◆ REQUIREMENT
Return each line holding the string "name".

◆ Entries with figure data

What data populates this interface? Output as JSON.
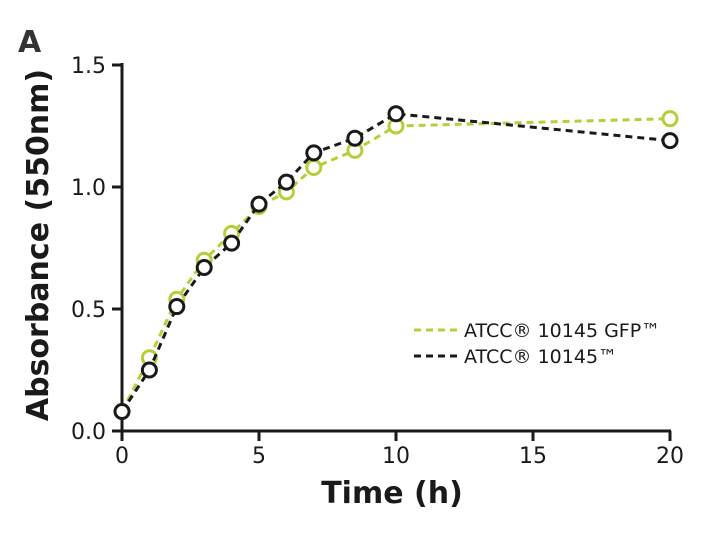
{
  "panel_label": "A",
  "chart_data": {
    "type": "line",
    "title": "",
    "xlabel": "Time (h)",
    "ylabel": "Absorbance (550nm)",
    "xlim": [
      0,
      20
    ],
    "ylim": [
      0,
      1.5
    ],
    "xticks": [
      0,
      5,
      10,
      15,
      20
    ],
    "yticks": [
      0.0,
      0.5,
      1.0,
      1.5
    ],
    "xtick_labels": [
      "0",
      "5",
      "10",
      "15",
      "20"
    ],
    "ytick_labels": [
      "0.0",
      "0.5",
      "1.0",
      "1.5"
    ],
    "grid": false,
    "legend_position": "lower-right",
    "series": [
      {
        "name": "ATCC® 10145 GFP™",
        "color": "#b5cf3b",
        "line_style": "dashed",
        "marker": "open-circle",
        "x": [
          0,
          1,
          2,
          3,
          4,
          5,
          6,
          7,
          8.5,
          10,
          20
        ],
        "y": [
          0.08,
          0.3,
          0.54,
          0.7,
          0.81,
          0.92,
          0.98,
          1.08,
          1.15,
          1.25,
          1.28
        ]
      },
      {
        "name": "ATCC® 10145™",
        "color": "#1a1a1a",
        "line_style": "dashed",
        "marker": "open-circle",
        "x": [
          0,
          1,
          2,
          3,
          4,
          5,
          6,
          7,
          8.5,
          10,
          20
        ],
        "y": [
          0.08,
          0.25,
          0.51,
          0.67,
          0.77,
          0.93,
          1.02,
          1.14,
          1.2,
          1.3,
          1.19
        ]
      }
    ]
  }
}
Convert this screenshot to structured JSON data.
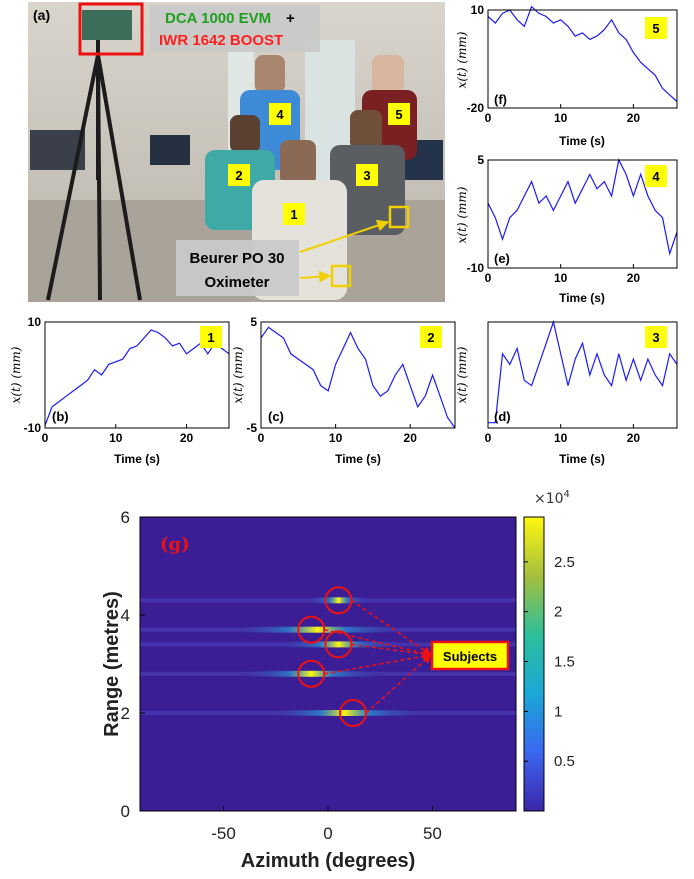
{
  "colors": {
    "trace": "#1a1aff",
    "badge": "#ffff00",
    "highlight_red": "#ee1111",
    "green_text": "#1fa01f",
    "red_text": "#ff2020",
    "heatmap_bg": "#3b1e96"
  },
  "photo": {
    "panel_label": "(a)",
    "device_line1": "DCA 1000 EVM",
    "device_plus": "+",
    "device_line2": "IWR 1642 BOOST",
    "oximeter_line1": "Beurer PO 30",
    "oximeter_line2": "Oximeter",
    "subject_badges": [
      "1",
      "2",
      "3",
      "4",
      "5"
    ]
  },
  "chart_data": [
    {
      "panel": "(b)",
      "subject": "1",
      "type": "line",
      "xlabel": "Time (s)",
      "ylabel": "x(t) (mm)",
      "xlim": [
        0,
        26
      ],
      "ylim": [
        -10,
        10
      ],
      "xticks": [
        "0",
        "10",
        "20"
      ],
      "yticks": [
        "10",
        "-10"
      ],
      "x": [
        0,
        1,
        2,
        3,
        4,
        5,
        6,
        7,
        8,
        9,
        10,
        11,
        12,
        13,
        14,
        15,
        16,
        17,
        18,
        19,
        20,
        21,
        22,
        23,
        24,
        25,
        26
      ],
      "y": [
        -9.5,
        -6,
        -5,
        -4,
        -3,
        -2,
        -1,
        1,
        0,
        2,
        2.5,
        3,
        5,
        5.5,
        7,
        8.5,
        8,
        7,
        5.5,
        6,
        4,
        5,
        6,
        4,
        6,
        5,
        4
      ]
    },
    {
      "panel": "(c)",
      "subject": "2",
      "type": "line",
      "xlabel": "Time (s)",
      "ylabel": "x(t) (mm)",
      "xlim": [
        0,
        26
      ],
      "ylim": [
        -5,
        5
      ],
      "xticks": [
        "0",
        "10",
        "20"
      ],
      "yticks": [
        "5",
        "-5"
      ],
      "x": [
        0,
        1,
        2,
        3,
        4,
        5,
        6,
        7,
        8,
        9,
        10,
        11,
        12,
        13,
        14,
        15,
        16,
        17,
        18,
        19,
        20,
        21,
        22,
        23,
        24,
        25,
        26
      ],
      "y": [
        3.5,
        4.5,
        4,
        3.5,
        2,
        1.5,
        1,
        0.5,
        -1,
        -1.5,
        1,
        2.5,
        4,
        2.5,
        1.5,
        -1,
        -2,
        -1.5,
        0,
        1,
        -1,
        -3,
        -2,
        0,
        -2,
        -4,
        -5
      ]
    },
    {
      "panel": "(d)",
      "subject": "3",
      "type": "line",
      "xlabel": "Time (s)",
      "ylabel": "x(t) (mm)",
      "xlim": [
        0,
        26
      ],
      "ylim": [
        -5,
        5
      ],
      "xticks": [
        "0",
        "10",
        "20"
      ],
      "yticks": [],
      "x": [
        0,
        1,
        2,
        3,
        4,
        5,
        6,
        7,
        8,
        9,
        10,
        11,
        12,
        13,
        14,
        15,
        16,
        17,
        18,
        19,
        20,
        21,
        22,
        23,
        24,
        25,
        26
      ],
      "y": [
        -4.5,
        -4.5,
        2,
        1,
        2.5,
        -0.5,
        -1,
        1,
        3,
        5,
        2,
        -1,
        1.5,
        3,
        0,
        2,
        0,
        -1,
        2,
        -0.5,
        1.5,
        -0.5,
        1.5,
        0,
        -1,
        2,
        1
      ]
    },
    {
      "panel": "(e)",
      "subject": "4",
      "type": "line",
      "xlabel": "Time (s)",
      "ylabel": "x(t) (mm)",
      "xlim": [
        0,
        26
      ],
      "ylim": [
        -10,
        5
      ],
      "xticks": [
        "0",
        "10",
        "20"
      ],
      "yticks": [
        "5",
        "-10"
      ],
      "x": [
        0,
        1,
        2,
        3,
        4,
        5,
        6,
        7,
        8,
        9,
        10,
        11,
        12,
        13,
        14,
        15,
        16,
        17,
        18,
        19,
        20,
        21,
        22,
        23,
        24,
        25,
        26
      ],
      "y": [
        -1,
        -3,
        -6,
        -3,
        -2,
        0,
        2,
        -1,
        0,
        -2,
        0,
        2,
        -1,
        1,
        3,
        1,
        2,
        0,
        5,
        3,
        0,
        3,
        0,
        -2,
        -3,
        -8,
        -5
      ]
    },
    {
      "panel": "(f)",
      "subject": "5",
      "type": "line",
      "xlabel": "Time (s)",
      "ylabel": "x(t) (mm)",
      "xlim": [
        0,
        26
      ],
      "ylim": [
        -20,
        10
      ],
      "xticks": [
        "0",
        "10",
        "20"
      ],
      "yticks": [
        "10",
        "-20"
      ],
      "x": [
        0,
        1,
        2,
        3,
        4,
        5,
        6,
        7,
        8,
        9,
        10,
        11,
        12,
        13,
        14,
        15,
        16,
        17,
        18,
        19,
        20,
        21,
        22,
        23,
        24,
        25,
        26
      ],
      "y": [
        8,
        6,
        9,
        10,
        7,
        5,
        11,
        9,
        8,
        6,
        7,
        5,
        2,
        3,
        1,
        2,
        4,
        7,
        3,
        1,
        -3,
        -6,
        -8,
        -10,
        -14,
        -16,
        -18
      ]
    },
    {
      "panel": "(g)",
      "type": "heatmap",
      "xlabel": "Azimuth (degrees)",
      "ylabel": "Range (metres)",
      "xlim": [
        -90,
        90
      ],
      "ylim": [
        0,
        6
      ],
      "xticks": [
        "-50",
        "0",
        "50"
      ],
      "yticks": [
        "0",
        "2",
        "4",
        "6"
      ],
      "colorbar": {
        "scale_label": "×10",
        "scale_exp": "4",
        "ticks": [
          "2.5",
          "2",
          "1.5",
          "1",
          "0.5"
        ]
      },
      "annotation": "Subjects",
      "subjects": [
        {
          "azimuth": 5,
          "range": 4.3
        },
        {
          "azimuth": -8,
          "range": 3.7
        },
        {
          "azimuth": 5,
          "range": 3.4
        },
        {
          "azimuth": -8,
          "range": 2.8
        },
        {
          "azimuth": 12,
          "range": 2.0
        }
      ]
    }
  ]
}
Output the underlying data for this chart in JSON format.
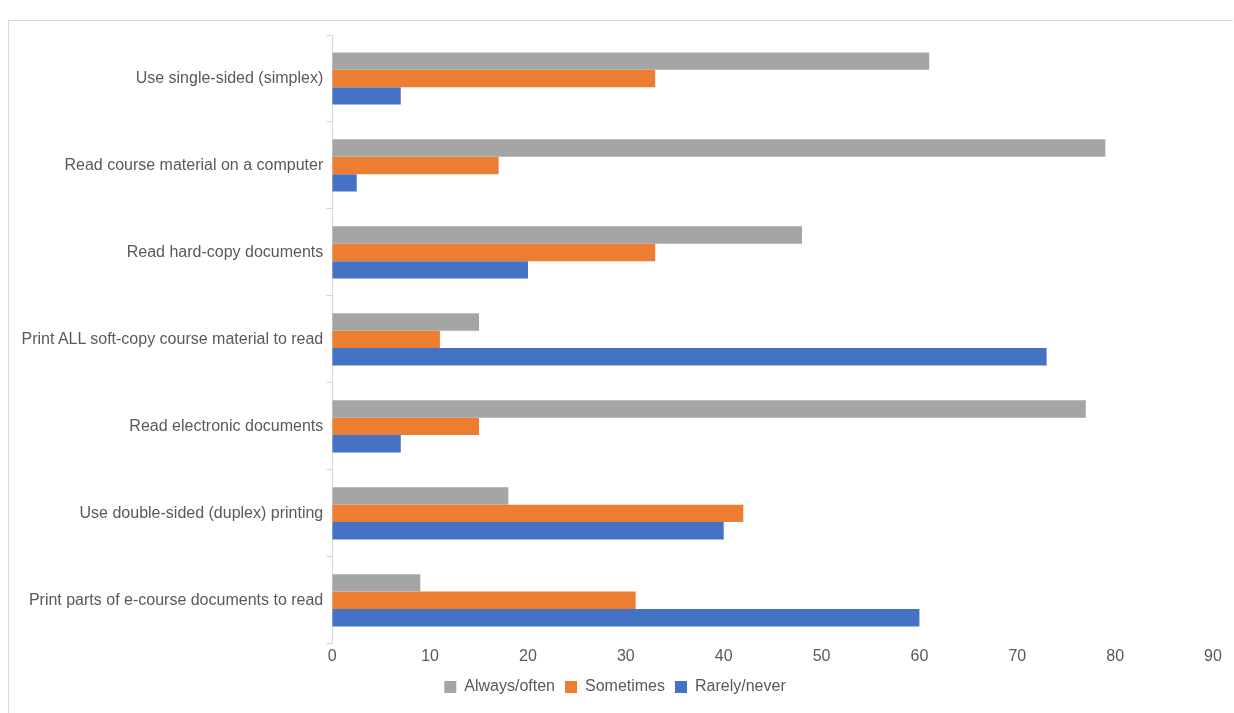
{
  "chart_data": {
    "type": "bar",
    "orientation": "horizontal",
    "categories": [
      "Use single-sided (simplex)",
      "Read course material on a computer",
      "Read hard-copy documents",
      "Print ALL soft-copy course material to read",
      "Read electronic documents",
      "Use double-sided (duplex) printing",
      "Print parts of e-course documents to read"
    ],
    "series": [
      {
        "name": "Always/often",
        "color": "#a5a5a5",
        "values": [
          61,
          79,
          48,
          15,
          77,
          18,
          9
        ]
      },
      {
        "name": "Sometimes",
        "color": "#ed7d31",
        "values": [
          33,
          17,
          33,
          11,
          15,
          42,
          31
        ]
      },
      {
        "name": "Rarely/never",
        "color": "#4472c4",
        "values": [
          7,
          2.5,
          20,
          73,
          7,
          40,
          60
        ]
      }
    ],
    "xlim": [
      0,
      90
    ],
    "xticks": [
      0,
      10,
      20,
      30,
      40,
      50,
      60,
      70,
      80,
      90
    ],
    "grid": false,
    "legend": "bottom"
  }
}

◆ RIGHT ANSWER
        "name": "ATCC® 10145 GFP™",
        "name": "ATCC® 10145™",
        "name": "Always/often",
        "name": "Sometimes",
        "name": "Rarely/never",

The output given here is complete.